(Objective)
Check each line below for the word "they", and copy those that have it.

Items from a data source
━━━━━━━━━━━━━━━━

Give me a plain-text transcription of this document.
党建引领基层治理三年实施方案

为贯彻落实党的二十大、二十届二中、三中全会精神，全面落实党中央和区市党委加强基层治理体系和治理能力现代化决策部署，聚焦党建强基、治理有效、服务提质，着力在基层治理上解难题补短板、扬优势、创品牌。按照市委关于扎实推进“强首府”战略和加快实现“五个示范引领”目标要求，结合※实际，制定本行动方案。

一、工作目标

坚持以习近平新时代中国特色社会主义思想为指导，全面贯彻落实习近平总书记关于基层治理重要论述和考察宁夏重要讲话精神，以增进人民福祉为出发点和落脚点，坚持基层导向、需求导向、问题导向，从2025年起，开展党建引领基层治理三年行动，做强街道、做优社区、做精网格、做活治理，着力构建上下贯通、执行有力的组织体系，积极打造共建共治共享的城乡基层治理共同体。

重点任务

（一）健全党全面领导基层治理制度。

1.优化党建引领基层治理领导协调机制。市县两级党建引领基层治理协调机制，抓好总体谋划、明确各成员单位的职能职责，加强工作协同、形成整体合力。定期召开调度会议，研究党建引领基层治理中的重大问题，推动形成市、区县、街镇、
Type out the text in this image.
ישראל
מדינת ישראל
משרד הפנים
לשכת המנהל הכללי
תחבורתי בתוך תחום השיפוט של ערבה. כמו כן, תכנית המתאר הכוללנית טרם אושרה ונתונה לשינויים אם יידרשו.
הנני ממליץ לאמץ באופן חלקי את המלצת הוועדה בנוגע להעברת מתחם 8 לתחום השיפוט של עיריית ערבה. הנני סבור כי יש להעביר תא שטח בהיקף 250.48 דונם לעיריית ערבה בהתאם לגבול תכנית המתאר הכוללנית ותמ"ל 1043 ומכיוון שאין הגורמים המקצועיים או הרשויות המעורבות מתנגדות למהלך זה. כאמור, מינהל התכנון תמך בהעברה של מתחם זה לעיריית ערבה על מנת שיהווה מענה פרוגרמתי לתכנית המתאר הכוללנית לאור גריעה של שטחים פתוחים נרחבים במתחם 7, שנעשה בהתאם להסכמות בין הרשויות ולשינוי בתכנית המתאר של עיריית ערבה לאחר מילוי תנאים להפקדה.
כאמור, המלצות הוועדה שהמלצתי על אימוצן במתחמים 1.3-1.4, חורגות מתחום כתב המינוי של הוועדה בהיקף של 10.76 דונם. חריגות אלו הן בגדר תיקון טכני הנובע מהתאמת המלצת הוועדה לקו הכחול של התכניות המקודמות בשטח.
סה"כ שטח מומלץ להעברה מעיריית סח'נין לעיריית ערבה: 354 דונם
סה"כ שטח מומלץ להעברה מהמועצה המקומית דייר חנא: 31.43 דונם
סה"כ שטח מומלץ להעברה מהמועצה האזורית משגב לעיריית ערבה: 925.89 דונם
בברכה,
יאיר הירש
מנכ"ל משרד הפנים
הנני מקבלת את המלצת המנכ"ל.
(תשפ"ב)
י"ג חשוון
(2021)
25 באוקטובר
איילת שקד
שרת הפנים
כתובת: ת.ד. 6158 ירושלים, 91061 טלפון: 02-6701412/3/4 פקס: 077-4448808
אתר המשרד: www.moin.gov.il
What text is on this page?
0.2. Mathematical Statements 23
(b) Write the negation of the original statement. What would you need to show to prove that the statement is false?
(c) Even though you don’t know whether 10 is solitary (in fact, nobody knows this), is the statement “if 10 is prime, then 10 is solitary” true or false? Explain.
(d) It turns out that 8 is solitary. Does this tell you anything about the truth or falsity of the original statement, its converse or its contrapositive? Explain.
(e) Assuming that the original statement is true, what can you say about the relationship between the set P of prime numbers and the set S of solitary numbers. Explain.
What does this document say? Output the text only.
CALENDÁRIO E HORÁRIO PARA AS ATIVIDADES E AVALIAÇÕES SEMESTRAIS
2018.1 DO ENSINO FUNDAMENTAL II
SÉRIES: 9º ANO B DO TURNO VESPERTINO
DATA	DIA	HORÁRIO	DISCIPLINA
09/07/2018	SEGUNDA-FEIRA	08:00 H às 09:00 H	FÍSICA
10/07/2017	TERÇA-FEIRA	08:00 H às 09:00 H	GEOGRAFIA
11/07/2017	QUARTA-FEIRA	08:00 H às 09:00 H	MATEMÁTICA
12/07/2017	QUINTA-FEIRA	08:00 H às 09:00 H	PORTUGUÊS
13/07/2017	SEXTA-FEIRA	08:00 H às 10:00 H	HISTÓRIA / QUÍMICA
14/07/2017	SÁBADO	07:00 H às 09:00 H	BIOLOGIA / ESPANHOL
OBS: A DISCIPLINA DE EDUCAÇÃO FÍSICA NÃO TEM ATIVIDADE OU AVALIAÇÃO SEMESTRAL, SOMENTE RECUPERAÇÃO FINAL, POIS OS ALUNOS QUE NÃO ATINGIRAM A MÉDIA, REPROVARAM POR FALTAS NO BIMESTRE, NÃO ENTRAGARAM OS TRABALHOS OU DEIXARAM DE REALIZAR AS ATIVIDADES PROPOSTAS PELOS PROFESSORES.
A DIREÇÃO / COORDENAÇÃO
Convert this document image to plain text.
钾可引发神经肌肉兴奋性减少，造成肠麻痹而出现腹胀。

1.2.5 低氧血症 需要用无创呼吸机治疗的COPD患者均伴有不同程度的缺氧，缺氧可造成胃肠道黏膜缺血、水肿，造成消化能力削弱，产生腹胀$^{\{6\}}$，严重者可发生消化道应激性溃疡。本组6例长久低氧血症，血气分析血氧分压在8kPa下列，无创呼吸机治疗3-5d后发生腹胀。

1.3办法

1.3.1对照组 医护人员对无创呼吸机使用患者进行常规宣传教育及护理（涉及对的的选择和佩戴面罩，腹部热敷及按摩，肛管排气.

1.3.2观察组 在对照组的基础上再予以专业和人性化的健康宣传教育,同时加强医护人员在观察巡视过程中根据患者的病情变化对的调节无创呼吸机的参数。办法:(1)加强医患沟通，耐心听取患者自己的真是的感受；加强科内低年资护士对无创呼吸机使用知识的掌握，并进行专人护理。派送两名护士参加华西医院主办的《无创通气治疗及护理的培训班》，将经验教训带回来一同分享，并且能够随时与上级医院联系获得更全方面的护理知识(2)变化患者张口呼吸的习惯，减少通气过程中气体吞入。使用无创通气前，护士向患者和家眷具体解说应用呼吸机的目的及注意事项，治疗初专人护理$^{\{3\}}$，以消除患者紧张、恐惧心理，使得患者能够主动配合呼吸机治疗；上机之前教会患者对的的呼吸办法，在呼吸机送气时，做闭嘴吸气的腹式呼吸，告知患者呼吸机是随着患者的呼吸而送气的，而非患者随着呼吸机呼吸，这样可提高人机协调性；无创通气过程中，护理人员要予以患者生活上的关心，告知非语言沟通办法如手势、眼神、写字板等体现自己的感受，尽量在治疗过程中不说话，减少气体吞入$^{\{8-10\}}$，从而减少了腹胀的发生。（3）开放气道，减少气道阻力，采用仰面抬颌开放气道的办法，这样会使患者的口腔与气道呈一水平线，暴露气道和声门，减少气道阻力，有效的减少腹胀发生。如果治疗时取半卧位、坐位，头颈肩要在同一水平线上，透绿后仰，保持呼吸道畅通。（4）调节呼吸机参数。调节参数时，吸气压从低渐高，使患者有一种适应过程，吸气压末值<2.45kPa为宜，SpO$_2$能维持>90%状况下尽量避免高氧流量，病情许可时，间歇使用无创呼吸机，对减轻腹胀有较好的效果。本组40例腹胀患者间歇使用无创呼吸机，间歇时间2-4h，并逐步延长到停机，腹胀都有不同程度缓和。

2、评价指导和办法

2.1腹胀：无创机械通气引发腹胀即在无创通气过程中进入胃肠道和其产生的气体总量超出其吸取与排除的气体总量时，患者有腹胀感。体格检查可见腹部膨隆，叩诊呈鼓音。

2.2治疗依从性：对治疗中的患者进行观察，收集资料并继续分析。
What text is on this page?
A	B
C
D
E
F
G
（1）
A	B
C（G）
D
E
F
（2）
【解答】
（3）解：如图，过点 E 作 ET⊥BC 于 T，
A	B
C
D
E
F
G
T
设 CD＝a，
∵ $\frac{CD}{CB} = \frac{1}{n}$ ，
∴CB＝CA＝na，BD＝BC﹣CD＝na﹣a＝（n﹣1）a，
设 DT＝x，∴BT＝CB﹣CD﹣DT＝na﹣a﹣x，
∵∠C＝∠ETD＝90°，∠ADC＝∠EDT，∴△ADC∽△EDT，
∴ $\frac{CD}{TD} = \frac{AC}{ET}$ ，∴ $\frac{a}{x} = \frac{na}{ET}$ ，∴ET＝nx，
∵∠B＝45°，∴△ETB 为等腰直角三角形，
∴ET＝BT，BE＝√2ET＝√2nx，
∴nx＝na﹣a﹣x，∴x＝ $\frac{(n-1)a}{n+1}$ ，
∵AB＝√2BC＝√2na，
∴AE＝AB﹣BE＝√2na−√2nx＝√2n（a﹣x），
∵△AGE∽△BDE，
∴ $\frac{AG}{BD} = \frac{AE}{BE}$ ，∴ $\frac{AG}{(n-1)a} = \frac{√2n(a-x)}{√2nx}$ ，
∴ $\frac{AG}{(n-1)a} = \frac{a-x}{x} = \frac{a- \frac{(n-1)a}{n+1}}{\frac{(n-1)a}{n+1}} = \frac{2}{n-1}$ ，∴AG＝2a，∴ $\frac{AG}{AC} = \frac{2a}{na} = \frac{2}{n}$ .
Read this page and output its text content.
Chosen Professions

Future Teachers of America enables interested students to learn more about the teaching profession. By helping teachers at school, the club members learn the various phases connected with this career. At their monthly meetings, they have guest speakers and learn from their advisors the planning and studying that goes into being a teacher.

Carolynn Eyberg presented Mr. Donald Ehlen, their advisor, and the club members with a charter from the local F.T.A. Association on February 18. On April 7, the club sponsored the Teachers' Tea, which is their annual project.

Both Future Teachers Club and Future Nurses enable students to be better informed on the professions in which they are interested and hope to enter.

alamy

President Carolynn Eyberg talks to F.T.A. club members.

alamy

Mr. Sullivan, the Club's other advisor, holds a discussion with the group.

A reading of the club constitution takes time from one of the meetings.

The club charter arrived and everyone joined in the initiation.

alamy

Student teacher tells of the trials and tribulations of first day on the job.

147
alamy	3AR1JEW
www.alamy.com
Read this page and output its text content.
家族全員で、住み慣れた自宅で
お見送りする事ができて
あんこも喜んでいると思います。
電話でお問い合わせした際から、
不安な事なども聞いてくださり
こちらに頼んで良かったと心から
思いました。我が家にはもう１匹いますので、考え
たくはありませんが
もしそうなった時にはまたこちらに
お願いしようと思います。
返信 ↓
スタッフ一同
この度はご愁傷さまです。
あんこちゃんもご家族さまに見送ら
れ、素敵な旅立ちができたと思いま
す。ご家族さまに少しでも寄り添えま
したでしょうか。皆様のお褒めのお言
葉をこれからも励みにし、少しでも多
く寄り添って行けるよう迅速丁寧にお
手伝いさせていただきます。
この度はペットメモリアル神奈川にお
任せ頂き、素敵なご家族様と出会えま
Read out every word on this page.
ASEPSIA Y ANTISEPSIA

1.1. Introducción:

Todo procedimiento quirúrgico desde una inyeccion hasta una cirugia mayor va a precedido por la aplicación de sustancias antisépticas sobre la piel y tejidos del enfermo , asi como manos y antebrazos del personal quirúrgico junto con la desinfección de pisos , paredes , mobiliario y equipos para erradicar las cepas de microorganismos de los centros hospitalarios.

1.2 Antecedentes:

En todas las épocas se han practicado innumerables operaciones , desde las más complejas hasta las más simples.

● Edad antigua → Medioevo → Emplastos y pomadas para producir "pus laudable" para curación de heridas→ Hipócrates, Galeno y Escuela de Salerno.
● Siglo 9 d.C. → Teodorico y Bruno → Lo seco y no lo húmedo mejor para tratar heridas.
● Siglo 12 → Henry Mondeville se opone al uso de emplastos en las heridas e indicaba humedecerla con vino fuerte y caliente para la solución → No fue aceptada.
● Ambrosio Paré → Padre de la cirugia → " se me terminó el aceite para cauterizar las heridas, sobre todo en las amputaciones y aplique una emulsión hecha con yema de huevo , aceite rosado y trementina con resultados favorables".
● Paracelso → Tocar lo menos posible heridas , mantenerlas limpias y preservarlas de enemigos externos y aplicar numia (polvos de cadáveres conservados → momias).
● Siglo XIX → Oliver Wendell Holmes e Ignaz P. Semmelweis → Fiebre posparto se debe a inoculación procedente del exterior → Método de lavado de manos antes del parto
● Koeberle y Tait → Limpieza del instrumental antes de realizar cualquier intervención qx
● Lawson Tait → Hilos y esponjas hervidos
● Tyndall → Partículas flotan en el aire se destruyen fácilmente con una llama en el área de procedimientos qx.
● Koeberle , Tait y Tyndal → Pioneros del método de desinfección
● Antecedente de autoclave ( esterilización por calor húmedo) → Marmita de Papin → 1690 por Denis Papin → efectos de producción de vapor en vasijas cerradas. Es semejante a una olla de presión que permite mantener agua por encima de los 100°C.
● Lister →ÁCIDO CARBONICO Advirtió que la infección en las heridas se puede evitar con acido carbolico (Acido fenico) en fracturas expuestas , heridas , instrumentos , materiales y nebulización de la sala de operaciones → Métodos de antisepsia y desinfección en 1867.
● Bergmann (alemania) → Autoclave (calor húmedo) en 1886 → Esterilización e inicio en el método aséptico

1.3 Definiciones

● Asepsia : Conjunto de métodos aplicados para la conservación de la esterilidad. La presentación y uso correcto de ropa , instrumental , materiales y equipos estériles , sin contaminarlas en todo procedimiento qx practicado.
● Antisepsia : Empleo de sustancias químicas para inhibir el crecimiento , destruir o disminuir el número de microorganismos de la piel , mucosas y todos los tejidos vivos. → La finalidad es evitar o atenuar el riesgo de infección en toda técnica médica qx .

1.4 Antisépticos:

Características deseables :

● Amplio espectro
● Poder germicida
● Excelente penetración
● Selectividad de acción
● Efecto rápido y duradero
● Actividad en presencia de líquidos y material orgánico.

━━━━━━━━━━━━━━━━

(The result)
Future Teachers of America enables interested students to learn more about the teaching profession. By helping teachers at school, the club members learn the various phases connected with this career. At their monthly meetings, they have guest speakers and learn from their advisors the planning and studying that goes into being a teacher.
Both Future Teachers Club and Future Nurses enable students to be better informed on the professions in which they are interested and hope to enter.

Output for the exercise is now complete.